Extracted records
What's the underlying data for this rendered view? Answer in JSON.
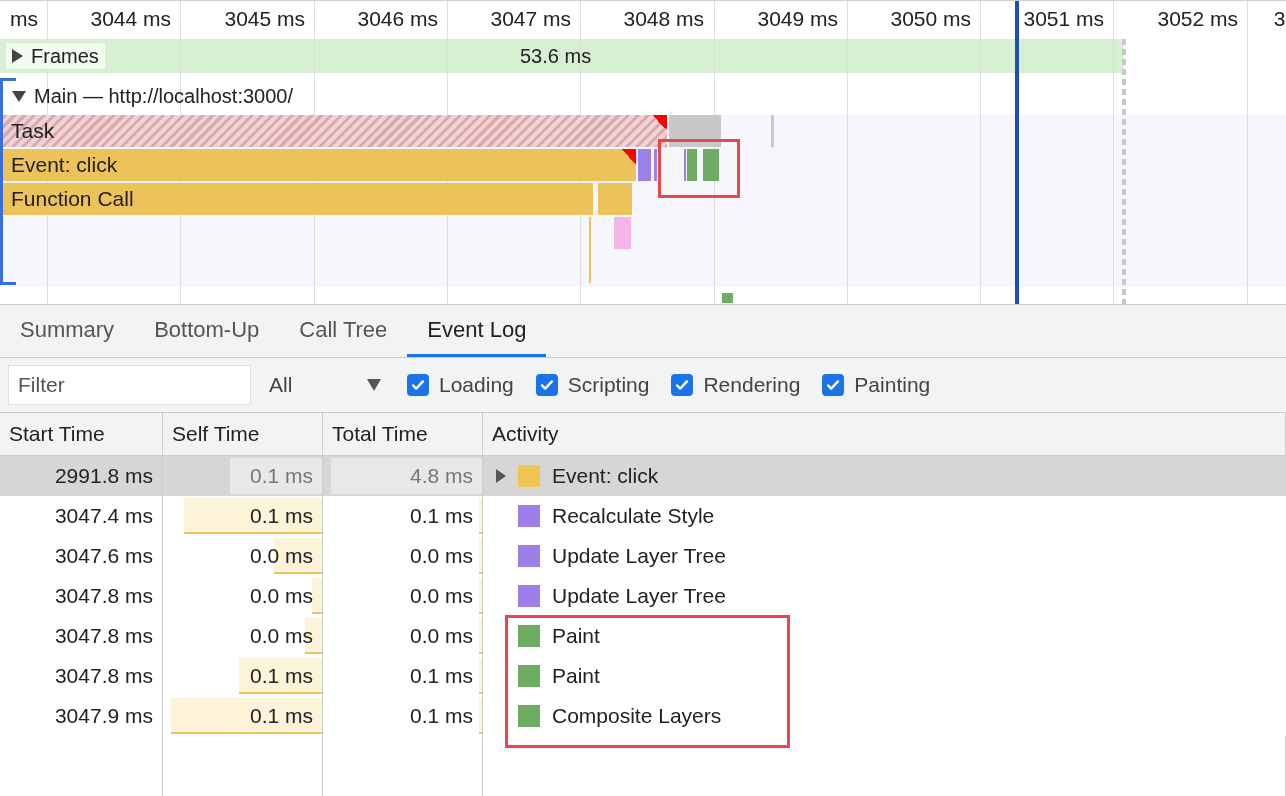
{
  "timeline": {
    "ticks": [
      "ms",
      "3044 ms",
      "3045 ms",
      "3046 ms",
      "3047 ms",
      "3048 ms",
      "3049 ms",
      "3050 ms",
      "3051 ms",
      "3052 ms",
      "3"
    ],
    "frames": {
      "label": "Frames",
      "expanded": false,
      "duration": "53.6 ms"
    },
    "main": {
      "label": "Main — http://localhost:3000/",
      "expanded": true
    },
    "events": [
      {
        "label": "Task",
        "kind": "task"
      },
      {
        "label": "Event: click",
        "kind": "scripting"
      },
      {
        "label": "Function Call",
        "kind": "scripting"
      }
    ]
  },
  "tabs": [
    {
      "label": "Summary",
      "selected": false
    },
    {
      "label": "Bottom-Up",
      "selected": false
    },
    {
      "label": "Call Tree",
      "selected": false
    },
    {
      "label": "Event Log",
      "selected": true
    }
  ],
  "filter": {
    "placeholder": "Filter"
  },
  "duration_select": {
    "value": "All"
  },
  "categories": [
    {
      "label": "Loading",
      "checked": true
    },
    {
      "label": "Scripting",
      "checked": true
    },
    {
      "label": "Rendering",
      "checked": true
    },
    {
      "label": "Painting",
      "checked": true
    }
  ],
  "table": {
    "columns": [
      "Start Time",
      "Self Time",
      "Total Time",
      "Activity"
    ],
    "rows": [
      {
        "start": "2991.8 ms",
        "self": {
          "text": "0.1 ms",
          "level": 0.58
        },
        "total": {
          "text": "4.8 ms",
          "level": 0.95
        },
        "activity": "Event: click",
        "color": "#f0c453",
        "expandable": true,
        "selected": true
      },
      {
        "start": "3047.4 ms",
        "self": {
          "text": "0.1 ms",
          "level": 0.87
        },
        "total": {
          "text": "0.1 ms",
          "level": 0.02
        },
        "activity": "Recalculate Style",
        "color": "#9b7fe6",
        "expandable": false,
        "selected": false
      },
      {
        "start": "3047.6 ms",
        "self": {
          "text": "0.0 ms",
          "level": 0.3
        },
        "total": {
          "text": "0.0 ms",
          "level": 0.02
        },
        "activity": "Update Layer Tree",
        "color": "#9b7fe6",
        "expandable": false,
        "selected": false
      },
      {
        "start": "3047.8 ms",
        "self": {
          "text": "0.0 ms",
          "level": 0.06
        },
        "total": {
          "text": "0.0 ms",
          "level": 0.02
        },
        "activity": "Update Layer Tree",
        "color": "#9b7fe6",
        "expandable": false,
        "selected": false
      },
      {
        "start": "3047.8 ms",
        "self": {
          "text": "0.0 ms",
          "level": 0.11
        },
        "total": {
          "text": "0.0 ms",
          "level": 0.02
        },
        "activity": "Paint",
        "color": "#6dac62",
        "expandable": false,
        "selected": false
      },
      {
        "start": "3047.8 ms",
        "self": {
          "text": "0.1 ms",
          "level": 0.52
        },
        "total": {
          "text": "0.1 ms",
          "level": 0.02
        },
        "activity": "Paint",
        "color": "#6dac62",
        "expandable": false,
        "selected": false
      },
      {
        "start": "3047.9 ms",
        "self": {
          "text": "0.1 ms",
          "level": 0.95
        },
        "total": {
          "text": "0.1 ms",
          "level": 0.02
        },
        "activity": "Composite Layers",
        "color": "#6dac62",
        "expandable": false,
        "selected": false
      }
    ]
  }
}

● **Task instructions**: Set the pictures aside and transcribe the data above exactly.

● **Solution to this task**:
What's the underlying data for this rendered view? Answer in JSON.
{
  "timeline": {
    "ticks": [
      "ms",
      "3044 ms",
      "3045 ms",
      "3046 ms",
      "3047 ms",
      "3048 ms",
      "3049 ms",
      "3050 ms",
      "3051 ms",
      "3052 ms",
      "3"
    ],
    "frames": {
      "label": "Frames",
      "expanded": false,
      "duration": "53.6 ms"
    },
    "main": {
      "label": "Main — http://localhost:3000/",
      "expanded": true
    },
    "events": [
      {
        "label": "Task",
        "kind": "task"
      },
      {
        "label": "Event: click",
        "kind": "scripting"
      },
      {
        "label": "Function Call",
        "kind": "scripting"
      }
    ]
  },
  "tabs": [
    {
      "label": "Summary",
      "selected": false
    },
    {
      "label": "Bottom-Up",
      "selected": false
    },
    {
      "label": "Call Tree",
      "selected": false
    },
    {
      "label": "Event Log",
      "selected": true
    }
  ],
  "filter": {
    "placeholder": "Filter"
  },
  "duration_select": {
    "value": "All"
  },
  "categories": [
    {
      "label": "Loading",
      "checked": true
    },
    {
      "label": "Scripting",
      "checked": true
    },
    {
      "label": "Rendering",
      "checked": true
    },
    {
      "label": "Painting",
      "checked": true
    }
  ],
  "table": {
    "columns": [
      "Start Time",
      "Self Time",
      "Total Time",
      "Activity"
    ],
    "rows": [
      {
        "start": "2991.8 ms",
        "self": {
          "text": "0.1 ms",
          "level": 0.58
        },
        "total": {
          "text": "4.8 ms",
          "level": 0.95
        },
        "activity": "Event: click",
        "color": "#f0c453",
        "expandable": true,
        "selected": true
      },
      {
        "start": "3047.4 ms",
        "self": {
          "text": "0.1 ms",
          "level": 0.87
        },
        "total": {
          "text": "0.1 ms",
          "level": 0.02
        },
        "activity": "Recalculate Style",
        "color": "#9b7fe6",
        "expandable": false,
        "selected": false
      },
      {
        "start": "3047.6 ms",
        "self": {
          "text": "0.0 ms",
          "level": 0.3
        },
        "total": {
          "text": "0.0 ms",
          "level": 0.02
        },
        "activity": "Update Layer Tree",
        "color": "#9b7fe6",
        "expandable": false,
        "selected": false
      },
      {
        "start": "3047.8 ms",
        "self": {
          "text": "0.0 ms",
          "level": 0.06
        },
        "total": {
          "text": "0.0 ms",
          "level": 0.02
        },
        "activity": "Update Layer Tree",
        "color": "#9b7fe6",
        "expandable": false,
        "selected": false
      },
      {
        "start": "3047.8 ms",
        "self": {
          "text": "0.0 ms",
          "level": 0.11
        },
        "total": {
          "text": "0.0 ms",
          "level": 0.02
        },
        "activity": "Paint",
        "color": "#6dac62",
        "expandable": false,
        "selected": false
      },
      {
        "start": "3047.8 ms",
        "self": {
          "text": "0.1 ms",
          "level": 0.52
        },
        "total": {
          "text": "0.1 ms",
          "level": 0.02
        },
        "activity": "Paint",
        "color": "#6dac62",
        "expandable": false,
        "selected": false
      },
      {
        "start": "3047.9 ms",
        "self": {
          "text": "0.1 ms",
          "level": 0.95
        },
        "total": {
          "text": "0.1 ms",
          "level": 0.02
        },
        "activity": "Composite Layers",
        "color": "#6dac62",
        "expandable": false,
        "selected": false
      }
    ]
  }
}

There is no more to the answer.